DATA FOR THE TASK =
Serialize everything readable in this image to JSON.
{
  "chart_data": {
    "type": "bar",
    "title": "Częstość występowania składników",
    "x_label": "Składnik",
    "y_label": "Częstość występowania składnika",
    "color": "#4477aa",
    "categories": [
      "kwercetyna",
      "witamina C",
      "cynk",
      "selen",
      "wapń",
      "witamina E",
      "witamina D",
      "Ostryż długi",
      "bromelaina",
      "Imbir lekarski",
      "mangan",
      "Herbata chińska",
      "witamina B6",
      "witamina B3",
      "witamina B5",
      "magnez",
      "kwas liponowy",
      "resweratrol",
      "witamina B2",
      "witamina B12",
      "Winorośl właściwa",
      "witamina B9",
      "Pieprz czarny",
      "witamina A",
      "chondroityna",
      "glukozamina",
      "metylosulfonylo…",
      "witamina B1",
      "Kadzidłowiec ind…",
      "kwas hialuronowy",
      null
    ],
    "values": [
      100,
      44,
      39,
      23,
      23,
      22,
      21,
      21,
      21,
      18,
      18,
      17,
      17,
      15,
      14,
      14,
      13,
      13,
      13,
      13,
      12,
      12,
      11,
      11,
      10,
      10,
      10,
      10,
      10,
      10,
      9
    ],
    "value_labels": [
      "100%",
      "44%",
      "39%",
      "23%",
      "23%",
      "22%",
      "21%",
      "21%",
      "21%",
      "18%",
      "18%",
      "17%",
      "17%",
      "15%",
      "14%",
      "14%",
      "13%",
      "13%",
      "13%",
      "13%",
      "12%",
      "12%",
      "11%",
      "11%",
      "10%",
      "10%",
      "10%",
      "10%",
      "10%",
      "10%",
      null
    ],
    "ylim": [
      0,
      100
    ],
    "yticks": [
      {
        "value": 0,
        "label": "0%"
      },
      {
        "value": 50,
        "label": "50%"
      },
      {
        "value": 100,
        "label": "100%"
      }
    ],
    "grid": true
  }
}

OBJECTIVE =
Recite the full listing above exactly.

EXERCISE SOLUTION =
Serialize everything readable in this image to JSON.
{
  "chart_data": {
    "type": "bar",
    "title": "Częstość występowania składników",
    "x_label": "Składnik",
    "y_label": "Częstość występowania składnika",
    "color": "#4477aa",
    "categories": [
      "kwercetyna",
      "witamina C",
      "cynk",
      "selen",
      "wapń",
      "witamina E",
      "witamina D",
      "Ostryż długi",
      "bromelaina",
      "Imbir lekarski",
      "mangan",
      "Herbata chińska",
      "witamina B6",
      "witamina B3",
      "witamina B5",
      "magnez",
      "kwas liponowy",
      "resweratrol",
      "witamina B2",
      "witamina B12",
      "Winorośl właściwa",
      "witamina B9",
      "Pieprz czarny",
      "witamina A",
      "chondroityna",
      "glukozamina",
      "metylosulfonylo…",
      "witamina B1",
      "Kadzidłowiec ind…",
      "kwas hialuronowy",
      null
    ],
    "values": [
      100,
      44,
      39,
      23,
      23,
      22,
      21,
      21,
      21,
      18,
      18,
      17,
      17,
      15,
      14,
      14,
      13,
      13,
      13,
      13,
      12,
      12,
      11,
      11,
      10,
      10,
      10,
      10,
      10,
      10,
      9
    ],
    "value_labels": [
      "100%",
      "44%",
      "39%",
      "23%",
      "23%",
      "22%",
      "21%",
      "21%",
      "21%",
      "18%",
      "18%",
      "17%",
      "17%",
      "15%",
      "14%",
      "14%",
      "13%",
      "13%",
      "13%",
      "13%",
      "12%",
      "12%",
      "11%",
      "11%",
      "10%",
      "10%",
      "10%",
      "10%",
      "10%",
      "10%",
      null
    ],
    "ylim": [
      0,
      100
    ],
    "yticks": [
      {
        "value": 0,
        "label": "0%"
      },
      {
        "value": 50,
        "label": "50%"
      },
      {
        "value": 100,
        "label": "100%"
      }
    ],
    "grid": true
  }
}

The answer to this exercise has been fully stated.